**Exercise directions:**
Quote all of the entries word for word.

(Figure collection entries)
+ + +
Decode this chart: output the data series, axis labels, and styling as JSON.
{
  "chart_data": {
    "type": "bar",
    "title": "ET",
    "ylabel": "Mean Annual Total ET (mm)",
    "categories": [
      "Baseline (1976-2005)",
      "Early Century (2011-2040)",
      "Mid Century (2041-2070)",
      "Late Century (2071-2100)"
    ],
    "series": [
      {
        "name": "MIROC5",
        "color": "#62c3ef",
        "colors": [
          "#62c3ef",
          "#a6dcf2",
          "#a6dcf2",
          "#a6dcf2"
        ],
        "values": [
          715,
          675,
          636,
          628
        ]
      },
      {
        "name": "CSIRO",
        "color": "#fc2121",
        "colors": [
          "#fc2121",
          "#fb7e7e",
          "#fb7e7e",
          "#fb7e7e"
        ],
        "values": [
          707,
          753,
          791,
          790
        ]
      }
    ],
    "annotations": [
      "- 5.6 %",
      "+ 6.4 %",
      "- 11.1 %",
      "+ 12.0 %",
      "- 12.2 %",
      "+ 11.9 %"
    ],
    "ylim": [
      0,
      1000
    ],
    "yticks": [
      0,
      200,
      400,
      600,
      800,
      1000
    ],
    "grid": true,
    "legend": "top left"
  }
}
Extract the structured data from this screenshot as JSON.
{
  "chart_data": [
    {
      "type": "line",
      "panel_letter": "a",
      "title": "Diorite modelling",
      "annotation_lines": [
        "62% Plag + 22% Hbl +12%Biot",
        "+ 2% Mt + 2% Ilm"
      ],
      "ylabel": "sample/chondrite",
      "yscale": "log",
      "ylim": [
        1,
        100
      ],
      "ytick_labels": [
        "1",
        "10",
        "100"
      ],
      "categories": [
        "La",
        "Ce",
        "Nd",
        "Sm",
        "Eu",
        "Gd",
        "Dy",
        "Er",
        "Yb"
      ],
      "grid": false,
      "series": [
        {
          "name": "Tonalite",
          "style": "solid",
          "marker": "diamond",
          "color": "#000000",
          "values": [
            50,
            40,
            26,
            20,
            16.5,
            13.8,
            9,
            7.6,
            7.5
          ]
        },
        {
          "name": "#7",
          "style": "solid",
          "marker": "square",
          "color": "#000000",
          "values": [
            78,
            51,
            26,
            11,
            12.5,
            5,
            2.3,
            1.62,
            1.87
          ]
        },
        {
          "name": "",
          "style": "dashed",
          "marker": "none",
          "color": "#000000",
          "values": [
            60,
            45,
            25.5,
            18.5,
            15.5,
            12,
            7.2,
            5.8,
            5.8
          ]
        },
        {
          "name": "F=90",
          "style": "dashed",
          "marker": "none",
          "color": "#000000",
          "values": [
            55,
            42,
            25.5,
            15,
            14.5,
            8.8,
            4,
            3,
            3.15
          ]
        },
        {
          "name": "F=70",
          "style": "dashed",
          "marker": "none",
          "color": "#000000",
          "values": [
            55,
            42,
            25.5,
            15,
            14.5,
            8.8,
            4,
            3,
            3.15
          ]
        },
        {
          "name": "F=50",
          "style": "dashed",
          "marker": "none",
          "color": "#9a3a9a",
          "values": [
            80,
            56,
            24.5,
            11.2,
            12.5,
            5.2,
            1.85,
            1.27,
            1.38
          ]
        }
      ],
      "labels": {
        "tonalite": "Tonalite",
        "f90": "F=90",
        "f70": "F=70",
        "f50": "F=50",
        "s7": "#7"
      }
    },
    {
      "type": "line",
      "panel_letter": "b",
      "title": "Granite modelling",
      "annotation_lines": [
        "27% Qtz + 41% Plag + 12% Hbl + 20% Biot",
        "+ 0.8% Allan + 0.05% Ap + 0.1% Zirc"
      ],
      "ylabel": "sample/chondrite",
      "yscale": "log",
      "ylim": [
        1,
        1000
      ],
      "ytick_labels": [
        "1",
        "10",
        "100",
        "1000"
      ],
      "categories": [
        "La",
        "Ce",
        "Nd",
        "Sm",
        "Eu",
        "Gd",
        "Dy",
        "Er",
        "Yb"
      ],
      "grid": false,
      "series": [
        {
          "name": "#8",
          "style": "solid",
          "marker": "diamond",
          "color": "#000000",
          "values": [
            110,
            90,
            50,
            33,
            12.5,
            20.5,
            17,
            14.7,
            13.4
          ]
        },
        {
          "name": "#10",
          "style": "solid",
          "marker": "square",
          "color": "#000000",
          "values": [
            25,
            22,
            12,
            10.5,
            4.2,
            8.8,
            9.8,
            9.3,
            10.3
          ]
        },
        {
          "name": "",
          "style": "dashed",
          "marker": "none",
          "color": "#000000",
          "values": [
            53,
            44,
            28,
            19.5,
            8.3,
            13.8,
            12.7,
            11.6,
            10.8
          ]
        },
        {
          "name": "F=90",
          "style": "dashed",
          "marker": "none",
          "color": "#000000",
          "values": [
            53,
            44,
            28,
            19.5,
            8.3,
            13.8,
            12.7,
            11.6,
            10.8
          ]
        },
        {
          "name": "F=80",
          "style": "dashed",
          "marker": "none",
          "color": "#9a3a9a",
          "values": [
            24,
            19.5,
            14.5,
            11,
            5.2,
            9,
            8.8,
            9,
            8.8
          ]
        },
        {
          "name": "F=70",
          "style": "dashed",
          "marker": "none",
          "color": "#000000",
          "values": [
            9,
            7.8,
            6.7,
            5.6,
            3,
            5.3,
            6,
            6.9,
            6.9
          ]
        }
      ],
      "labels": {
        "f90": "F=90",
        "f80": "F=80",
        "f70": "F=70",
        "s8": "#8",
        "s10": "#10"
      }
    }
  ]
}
+ + +
**Solved exercise:**
Decode this chart: output the data series, axis labels, and styling as JSON.
{
  "chart_data": {
    "type": "bar",
    "title": "ET",
    "ylabel": "Mean Annual Total ET (mm)",
    "categories": [
      "Baseline (1976-2005)",
      "Early Century (2011-2040)",
      "Mid Century (2041-2070)",
      "Late Century (2071-2100)"
    ],
    "series": [
      {
        "name": "MIROC5",
        "color": "#62c3ef",
        "colors": [
          "#62c3ef",
          "#a6dcf2",
          "#a6dcf2",
          "#a6dcf2"
        ],
        "values": [
          715,
          675,
          636,
          628
        ]
      },
      {
        "name": "CSIRO",
        "color": "#fc2121",
        "colors": [
          "#fc2121",
          "#fb7e7e",
          "#fb7e7e",
          "#fb7e7e"
        ],
        "values": [
          707,
          753,
          791,
          790
        ]
      }
    ],
    "annotations": [
      "- 5.6 %",
      "+ 6.4 %",
      "- 11.1 %",
      "+ 12.0 %",
      "- 12.2 %",
      "+ 11.9 %"
    ],
    "ylim": [
      0,
      1000
    ],
    "yticks": [
      0,
      200,
      400,
      600,
      800,
      1000
    ],
    "grid": true,
    "legend": "top left"
  }
}
Extract the structured data from this screenshot as JSON.
{
  "chart_data": [
    {
      "type": "line",
      "panel_letter": "a",
      "title": "Diorite modelling",
      "annotation_lines": [
        "62% Plag + 22% Hbl +12%Biot",
        "+ 2% Mt + 2% Ilm"
      ],
      "ylabel": "sample/chondrite",
      "yscale": "log",
      "ylim": [
        1,
        100
      ],
      "ytick_labels": [
        "1",
        "10",
        "100"
      ],
      "categories": [
        "La",
        "Ce",
        "Nd",
        "Sm",
        "Eu",
        "Gd",
        "Dy",
        "Er",
        "Yb"
      ],
      "grid": false,
      "series": [
        {
          "name": "Tonalite",
          "style": "solid",
          "marker": "diamond",
          "color": "#000000",
          "values": [
            50,
            40,
            26,
            20,
            16.5,
            13.8,
            9,
            7.6,
            7.5
          ]
        },
        {
          "name": "#7",
          "style": "solid",
          "marker": "square",
          "color": "#000000",
          "values": [
            78,
            51,
            26,
            11,
            12.5,
            5,
            2.3,
            1.62,
            1.87
          ]
        },
        {
          "name": "",
          "style": "dashed",
          "marker": "none",
          "color": "#000000",
          "values": [
            60,
            45,
            25.5,
            18.5,
            15.5,
            12,
            7.2,
            5.8,
            5.8
          ]
        },
        {
          "name": "F=90",
          "style": "dashed",
          "marker": "none",
          "color": "#000000",
          "values": [
            55,
            42,
            25.5,
            15,
            14.5,
            8.8,
            4,
            3,
            3.15
          ]
        },
        {
          "name": "F=70",
          "style": "dashed",
          "marker": "none",
          "color": "#000000",
          "values": [
            55,
            42,
            25.5,
            15,
            14.5,
            8.8,
            4,
            3,
            3.15
          ]
        },
        {
          "name": "F=50",
          "style": "dashed",
          "marker": "none",
          "color": "#9a3a9a",
          "values": [
            80,
            56,
            24.5,
            11.2,
            12.5,
            5.2,
            1.85,
            1.27,
            1.38
          ]
        }
      ],
      "labels": {
        "tonalite": "Tonalite",
        "f90": "F=90",
        "f70": "F=70",
        "f50": "F=50",
        "s7": "#7"
      }
    },
    {
      "type": "line",
      "panel_letter": "b",
      "title": "Granite modelling",
      "annotation_lines": [
        "27% Qtz + 41% Plag + 12% Hbl + 20% Biot",
        "+ 0.8% Allan + 0.05% Ap + 0.1% Zirc"
      ],
      "ylabel": "sample/chondrite",
      "yscale": "log",
      "ylim": [
        1,
        1000
      ],
      "ytick_labels": [
        "1",
        "10",
        "100",
        "1000"
      ],
      "categories": [
        "La",
        "Ce",
        "Nd",
        "Sm",
        "Eu",
        "Gd",
        "Dy",
        "Er",
        "Yb"
      ],
      "grid": false,
      "series": [
        {
          "name": "#8",
          "style": "solid",
          "marker": "diamond",
          "color": "#000000",
          "values": [
            110,
            90,
            50,
            33,
            12.5,
            20.5,
            17,
            14.7,
            13.4
          ]
        },
        {
          "name": "#10",
          "style": "solid",
          "marker": "square",
          "color": "#000000",
          "values": [
            25,
            22,
            12,
            10.5,
            4.2,
            8.8,
            9.8,
            9.3,
            10.3
          ]
        },
        {
          "name": "",
          "style": "dashed",
          "marker": "none",
          "color": "#000000",
          "values": [
            53,
            44,
            28,
            19.5,
            8.3,
            13.8,
            12.7,
            11.6,
            10.8
          ]
        },
        {
          "name": "F=90",
          "style": "dashed",
          "marker": "none",
          "color": "#000000",
          "values": [
            53,
            44,
            28,
            19.5,
            8.3,
            13.8,
            12.7,
            11.6,
            10.8
          ]
        },
        {
          "name": "F=80",
          "style": "dashed",
          "marker": "none",
          "color": "#9a3a9a",
          "values": [
            24,
            19.5,
            14.5,
            11,
            5.2,
            9,
            8.8,
            9,
            8.8
          ]
        },
        {
          "name": "F=70",
          "style": "dashed",
          "marker": "none",
          "color": "#000000",
          "values": [
            9,
            7.8,
            6.7,
            5.6,
            3,
            5.3,
            6,
            6.9,
            6.9
          ]
        }
      ],
      "labels": {
        "f90": "F=90",
        "f80": "F=80",
        "f70": "F=70",
        "s8": "#8",
        "s10": "#10"
      }
    }
  ]
}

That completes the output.